WHAT YOU WILL DO: Return all lines that include the string "style".

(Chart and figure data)

>> begin

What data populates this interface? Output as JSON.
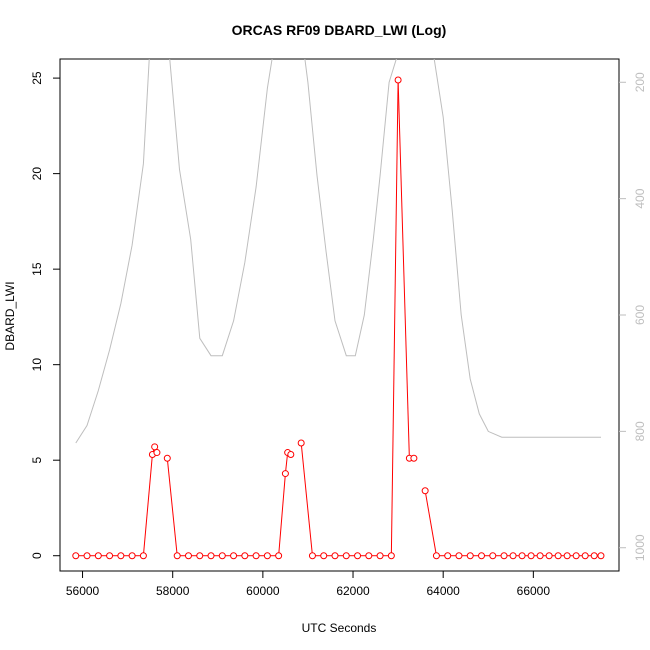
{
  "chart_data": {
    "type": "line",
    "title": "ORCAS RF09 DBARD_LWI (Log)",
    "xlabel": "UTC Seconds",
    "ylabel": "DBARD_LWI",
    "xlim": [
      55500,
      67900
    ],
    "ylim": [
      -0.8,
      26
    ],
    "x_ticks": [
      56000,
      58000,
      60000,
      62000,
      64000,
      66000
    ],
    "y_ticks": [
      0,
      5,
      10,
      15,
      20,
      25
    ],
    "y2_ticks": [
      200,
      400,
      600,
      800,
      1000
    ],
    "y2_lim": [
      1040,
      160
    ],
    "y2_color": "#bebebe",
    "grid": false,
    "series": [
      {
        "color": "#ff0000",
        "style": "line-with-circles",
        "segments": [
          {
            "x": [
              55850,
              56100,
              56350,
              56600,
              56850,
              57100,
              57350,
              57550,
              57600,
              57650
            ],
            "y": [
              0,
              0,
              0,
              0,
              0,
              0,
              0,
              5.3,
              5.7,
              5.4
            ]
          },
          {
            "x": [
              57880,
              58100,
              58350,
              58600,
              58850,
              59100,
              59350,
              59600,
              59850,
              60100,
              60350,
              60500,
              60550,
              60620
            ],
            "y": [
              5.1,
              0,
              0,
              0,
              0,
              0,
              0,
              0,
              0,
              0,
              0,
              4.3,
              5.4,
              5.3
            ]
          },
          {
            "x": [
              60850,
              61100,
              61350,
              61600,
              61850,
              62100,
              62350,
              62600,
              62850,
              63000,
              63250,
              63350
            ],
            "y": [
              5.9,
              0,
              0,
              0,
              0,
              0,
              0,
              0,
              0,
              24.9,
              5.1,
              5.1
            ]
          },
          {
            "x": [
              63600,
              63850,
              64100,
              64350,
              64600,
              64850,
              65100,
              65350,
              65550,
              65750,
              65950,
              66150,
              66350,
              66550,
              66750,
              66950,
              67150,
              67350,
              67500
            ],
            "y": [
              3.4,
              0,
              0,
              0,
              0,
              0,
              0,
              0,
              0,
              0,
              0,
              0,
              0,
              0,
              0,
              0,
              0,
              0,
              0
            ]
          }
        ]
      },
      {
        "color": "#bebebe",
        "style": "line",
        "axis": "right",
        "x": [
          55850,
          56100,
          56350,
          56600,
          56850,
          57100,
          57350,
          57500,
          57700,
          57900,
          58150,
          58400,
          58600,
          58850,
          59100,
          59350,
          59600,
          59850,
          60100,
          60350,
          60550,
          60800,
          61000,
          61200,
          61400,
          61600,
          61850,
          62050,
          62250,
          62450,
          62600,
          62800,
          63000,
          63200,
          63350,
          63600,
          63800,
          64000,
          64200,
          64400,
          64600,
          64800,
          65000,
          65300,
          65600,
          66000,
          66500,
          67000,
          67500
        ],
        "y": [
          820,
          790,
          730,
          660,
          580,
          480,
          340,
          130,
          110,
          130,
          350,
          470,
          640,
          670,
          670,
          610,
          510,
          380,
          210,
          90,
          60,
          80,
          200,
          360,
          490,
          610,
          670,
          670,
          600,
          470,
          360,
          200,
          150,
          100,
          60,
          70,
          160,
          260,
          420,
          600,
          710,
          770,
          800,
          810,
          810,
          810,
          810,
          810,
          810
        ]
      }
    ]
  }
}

>> end
>> begin

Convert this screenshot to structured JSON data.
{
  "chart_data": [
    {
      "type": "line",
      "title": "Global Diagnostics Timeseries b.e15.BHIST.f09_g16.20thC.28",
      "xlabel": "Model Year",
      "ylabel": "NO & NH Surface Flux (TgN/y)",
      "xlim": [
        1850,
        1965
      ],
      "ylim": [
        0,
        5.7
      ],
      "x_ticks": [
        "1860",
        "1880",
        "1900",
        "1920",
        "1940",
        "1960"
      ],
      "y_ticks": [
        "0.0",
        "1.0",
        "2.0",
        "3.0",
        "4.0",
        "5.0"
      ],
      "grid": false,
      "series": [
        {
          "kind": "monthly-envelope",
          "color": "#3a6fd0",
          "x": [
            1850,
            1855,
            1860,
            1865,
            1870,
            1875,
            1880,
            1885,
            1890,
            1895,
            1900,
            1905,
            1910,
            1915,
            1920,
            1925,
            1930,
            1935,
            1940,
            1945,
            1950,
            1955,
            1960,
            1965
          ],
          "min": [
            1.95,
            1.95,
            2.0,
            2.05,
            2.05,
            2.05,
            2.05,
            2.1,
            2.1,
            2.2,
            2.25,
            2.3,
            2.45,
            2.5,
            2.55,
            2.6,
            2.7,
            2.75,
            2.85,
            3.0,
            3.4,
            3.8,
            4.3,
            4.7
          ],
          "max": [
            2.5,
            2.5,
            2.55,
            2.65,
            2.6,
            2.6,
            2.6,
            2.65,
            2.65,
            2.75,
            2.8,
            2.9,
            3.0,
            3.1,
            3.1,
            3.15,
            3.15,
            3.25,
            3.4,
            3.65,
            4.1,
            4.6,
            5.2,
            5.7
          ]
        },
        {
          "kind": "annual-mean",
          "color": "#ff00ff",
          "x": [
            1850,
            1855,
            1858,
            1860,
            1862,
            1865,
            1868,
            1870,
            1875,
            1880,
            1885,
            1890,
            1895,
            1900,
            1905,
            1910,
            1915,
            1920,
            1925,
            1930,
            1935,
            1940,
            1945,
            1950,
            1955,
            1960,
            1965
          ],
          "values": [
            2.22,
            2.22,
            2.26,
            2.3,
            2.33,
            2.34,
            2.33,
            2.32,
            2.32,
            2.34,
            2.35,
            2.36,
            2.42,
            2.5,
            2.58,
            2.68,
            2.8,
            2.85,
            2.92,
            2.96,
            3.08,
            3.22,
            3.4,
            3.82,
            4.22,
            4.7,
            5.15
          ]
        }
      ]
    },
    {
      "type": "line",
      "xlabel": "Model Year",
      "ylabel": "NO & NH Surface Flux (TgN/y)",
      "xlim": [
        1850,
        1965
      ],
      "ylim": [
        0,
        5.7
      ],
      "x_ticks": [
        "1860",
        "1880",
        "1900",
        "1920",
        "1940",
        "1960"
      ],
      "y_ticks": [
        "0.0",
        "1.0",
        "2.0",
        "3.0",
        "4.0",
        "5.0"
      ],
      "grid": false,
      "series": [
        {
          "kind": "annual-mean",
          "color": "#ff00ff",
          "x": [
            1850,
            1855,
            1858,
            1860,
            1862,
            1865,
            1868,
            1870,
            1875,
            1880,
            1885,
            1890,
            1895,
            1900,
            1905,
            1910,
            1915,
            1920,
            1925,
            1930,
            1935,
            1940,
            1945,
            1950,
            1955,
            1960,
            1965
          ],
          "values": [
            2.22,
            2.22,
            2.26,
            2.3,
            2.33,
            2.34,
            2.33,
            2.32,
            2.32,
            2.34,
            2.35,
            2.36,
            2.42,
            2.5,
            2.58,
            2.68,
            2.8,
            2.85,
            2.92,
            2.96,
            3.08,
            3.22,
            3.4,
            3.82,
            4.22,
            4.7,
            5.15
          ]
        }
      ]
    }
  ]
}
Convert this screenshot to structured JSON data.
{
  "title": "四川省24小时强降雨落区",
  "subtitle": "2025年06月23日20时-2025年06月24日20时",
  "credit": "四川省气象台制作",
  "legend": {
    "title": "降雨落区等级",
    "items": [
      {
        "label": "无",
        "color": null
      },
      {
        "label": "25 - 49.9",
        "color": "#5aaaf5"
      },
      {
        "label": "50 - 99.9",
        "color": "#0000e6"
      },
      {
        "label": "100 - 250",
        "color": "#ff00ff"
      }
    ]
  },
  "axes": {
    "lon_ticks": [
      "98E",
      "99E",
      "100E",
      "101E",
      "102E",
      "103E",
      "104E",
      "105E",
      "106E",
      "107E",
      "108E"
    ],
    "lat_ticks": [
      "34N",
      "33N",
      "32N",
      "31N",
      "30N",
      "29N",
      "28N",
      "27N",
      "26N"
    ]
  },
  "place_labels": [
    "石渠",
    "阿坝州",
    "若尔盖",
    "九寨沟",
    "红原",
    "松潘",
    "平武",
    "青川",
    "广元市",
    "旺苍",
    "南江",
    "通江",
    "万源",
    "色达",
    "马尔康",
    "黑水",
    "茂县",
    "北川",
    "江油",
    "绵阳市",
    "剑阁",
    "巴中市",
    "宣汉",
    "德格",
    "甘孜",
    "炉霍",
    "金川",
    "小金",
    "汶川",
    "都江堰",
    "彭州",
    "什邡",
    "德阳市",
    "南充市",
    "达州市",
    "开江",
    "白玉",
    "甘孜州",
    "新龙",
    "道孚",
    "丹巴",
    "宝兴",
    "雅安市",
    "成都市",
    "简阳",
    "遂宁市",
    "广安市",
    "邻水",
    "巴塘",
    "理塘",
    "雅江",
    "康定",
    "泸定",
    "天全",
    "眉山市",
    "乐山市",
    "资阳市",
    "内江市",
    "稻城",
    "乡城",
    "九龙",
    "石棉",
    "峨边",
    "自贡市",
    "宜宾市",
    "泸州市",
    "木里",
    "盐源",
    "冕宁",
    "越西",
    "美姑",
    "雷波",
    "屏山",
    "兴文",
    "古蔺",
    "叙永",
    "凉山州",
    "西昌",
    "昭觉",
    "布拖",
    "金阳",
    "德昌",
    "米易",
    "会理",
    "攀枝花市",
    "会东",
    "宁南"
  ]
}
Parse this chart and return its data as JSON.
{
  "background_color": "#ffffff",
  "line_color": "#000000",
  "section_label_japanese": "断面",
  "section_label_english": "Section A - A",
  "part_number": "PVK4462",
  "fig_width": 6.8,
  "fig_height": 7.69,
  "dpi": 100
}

>> end
>> begin

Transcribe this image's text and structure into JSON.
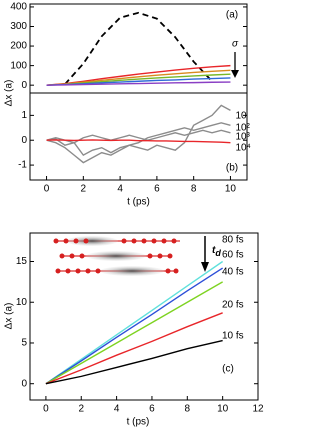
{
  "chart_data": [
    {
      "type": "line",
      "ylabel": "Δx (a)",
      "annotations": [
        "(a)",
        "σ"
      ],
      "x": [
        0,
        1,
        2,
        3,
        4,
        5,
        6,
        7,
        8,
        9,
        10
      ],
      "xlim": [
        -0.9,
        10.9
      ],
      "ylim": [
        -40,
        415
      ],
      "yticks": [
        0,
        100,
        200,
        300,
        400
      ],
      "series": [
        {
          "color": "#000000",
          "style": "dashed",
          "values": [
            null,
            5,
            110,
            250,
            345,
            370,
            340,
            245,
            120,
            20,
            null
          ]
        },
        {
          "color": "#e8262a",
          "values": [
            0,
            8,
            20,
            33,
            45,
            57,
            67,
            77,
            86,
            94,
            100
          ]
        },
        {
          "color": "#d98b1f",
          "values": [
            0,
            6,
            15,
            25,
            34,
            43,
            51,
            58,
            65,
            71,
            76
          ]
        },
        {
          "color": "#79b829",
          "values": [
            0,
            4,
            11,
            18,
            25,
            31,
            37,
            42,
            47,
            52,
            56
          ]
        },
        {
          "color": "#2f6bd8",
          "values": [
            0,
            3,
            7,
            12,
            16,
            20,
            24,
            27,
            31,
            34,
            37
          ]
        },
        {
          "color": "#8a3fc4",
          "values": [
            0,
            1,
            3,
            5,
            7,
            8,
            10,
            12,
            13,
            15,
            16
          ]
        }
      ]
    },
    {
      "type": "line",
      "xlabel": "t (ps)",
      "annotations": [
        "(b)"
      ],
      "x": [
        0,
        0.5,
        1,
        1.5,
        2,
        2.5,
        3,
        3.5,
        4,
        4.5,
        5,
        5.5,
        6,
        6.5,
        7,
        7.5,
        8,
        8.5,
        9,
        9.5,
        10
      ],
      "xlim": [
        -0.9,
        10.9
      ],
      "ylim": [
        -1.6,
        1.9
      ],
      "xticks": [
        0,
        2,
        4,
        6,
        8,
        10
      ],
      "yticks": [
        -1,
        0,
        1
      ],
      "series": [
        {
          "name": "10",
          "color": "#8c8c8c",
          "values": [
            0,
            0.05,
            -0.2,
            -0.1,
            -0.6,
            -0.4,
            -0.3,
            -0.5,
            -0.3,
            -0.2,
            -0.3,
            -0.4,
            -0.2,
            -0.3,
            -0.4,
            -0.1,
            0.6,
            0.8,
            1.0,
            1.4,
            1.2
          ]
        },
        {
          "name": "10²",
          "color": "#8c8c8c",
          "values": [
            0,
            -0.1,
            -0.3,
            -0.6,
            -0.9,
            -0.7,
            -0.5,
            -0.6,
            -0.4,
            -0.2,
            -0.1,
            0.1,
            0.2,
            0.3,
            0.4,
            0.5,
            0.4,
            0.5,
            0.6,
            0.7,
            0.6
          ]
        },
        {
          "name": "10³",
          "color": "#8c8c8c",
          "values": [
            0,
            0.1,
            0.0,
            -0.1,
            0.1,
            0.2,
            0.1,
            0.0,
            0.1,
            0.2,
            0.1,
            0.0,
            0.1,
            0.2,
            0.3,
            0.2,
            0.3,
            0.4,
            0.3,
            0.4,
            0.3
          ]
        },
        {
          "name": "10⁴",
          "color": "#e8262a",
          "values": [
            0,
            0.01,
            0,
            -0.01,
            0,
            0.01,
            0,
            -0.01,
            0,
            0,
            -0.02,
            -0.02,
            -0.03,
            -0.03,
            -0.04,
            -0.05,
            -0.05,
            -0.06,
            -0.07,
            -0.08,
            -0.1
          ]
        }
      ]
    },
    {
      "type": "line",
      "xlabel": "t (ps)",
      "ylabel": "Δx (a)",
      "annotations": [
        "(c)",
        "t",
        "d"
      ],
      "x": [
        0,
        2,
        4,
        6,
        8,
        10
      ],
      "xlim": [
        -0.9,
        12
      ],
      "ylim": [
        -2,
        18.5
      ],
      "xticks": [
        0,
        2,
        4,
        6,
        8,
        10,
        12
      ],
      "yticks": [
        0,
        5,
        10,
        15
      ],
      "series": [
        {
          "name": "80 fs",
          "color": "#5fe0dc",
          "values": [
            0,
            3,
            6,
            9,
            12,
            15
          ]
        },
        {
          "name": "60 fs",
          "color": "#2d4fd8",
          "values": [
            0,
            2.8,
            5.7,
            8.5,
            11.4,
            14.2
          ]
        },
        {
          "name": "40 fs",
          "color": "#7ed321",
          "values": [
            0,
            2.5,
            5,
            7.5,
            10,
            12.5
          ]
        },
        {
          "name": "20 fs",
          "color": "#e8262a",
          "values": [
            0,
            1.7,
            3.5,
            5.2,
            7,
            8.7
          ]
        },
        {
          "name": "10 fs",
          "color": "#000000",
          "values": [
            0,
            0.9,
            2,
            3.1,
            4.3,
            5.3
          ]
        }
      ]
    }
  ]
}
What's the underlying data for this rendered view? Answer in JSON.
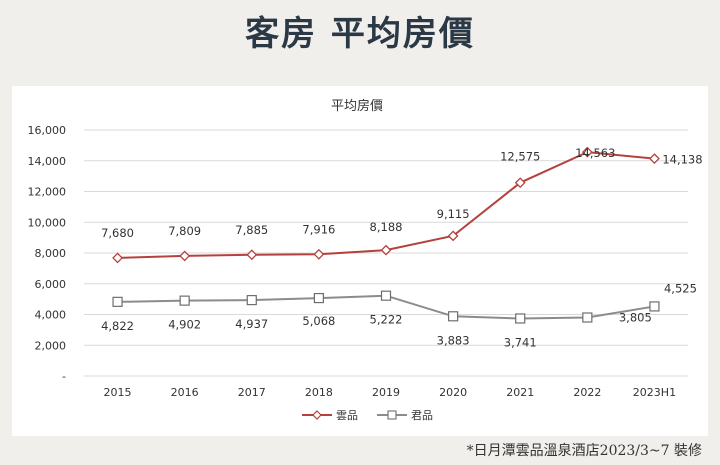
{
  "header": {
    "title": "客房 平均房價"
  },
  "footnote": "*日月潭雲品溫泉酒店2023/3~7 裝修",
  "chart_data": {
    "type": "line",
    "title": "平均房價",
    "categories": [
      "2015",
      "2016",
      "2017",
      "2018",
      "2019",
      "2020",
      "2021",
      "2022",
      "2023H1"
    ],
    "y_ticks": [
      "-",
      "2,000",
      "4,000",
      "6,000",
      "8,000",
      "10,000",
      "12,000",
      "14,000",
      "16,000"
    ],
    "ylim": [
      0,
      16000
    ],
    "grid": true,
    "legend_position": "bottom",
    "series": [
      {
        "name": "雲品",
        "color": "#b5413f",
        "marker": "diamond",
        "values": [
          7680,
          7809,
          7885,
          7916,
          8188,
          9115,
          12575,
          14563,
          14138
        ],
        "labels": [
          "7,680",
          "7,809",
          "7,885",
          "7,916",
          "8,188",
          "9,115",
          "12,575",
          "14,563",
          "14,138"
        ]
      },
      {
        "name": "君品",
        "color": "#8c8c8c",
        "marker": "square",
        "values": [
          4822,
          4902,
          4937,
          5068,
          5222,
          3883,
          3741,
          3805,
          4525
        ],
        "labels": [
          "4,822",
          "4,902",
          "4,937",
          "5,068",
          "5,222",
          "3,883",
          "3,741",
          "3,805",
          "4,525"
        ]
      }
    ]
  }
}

>> end

WORKED SOLUTION:
        "style": "line-with-circles",
        "style": "line",
          "style": "dashed",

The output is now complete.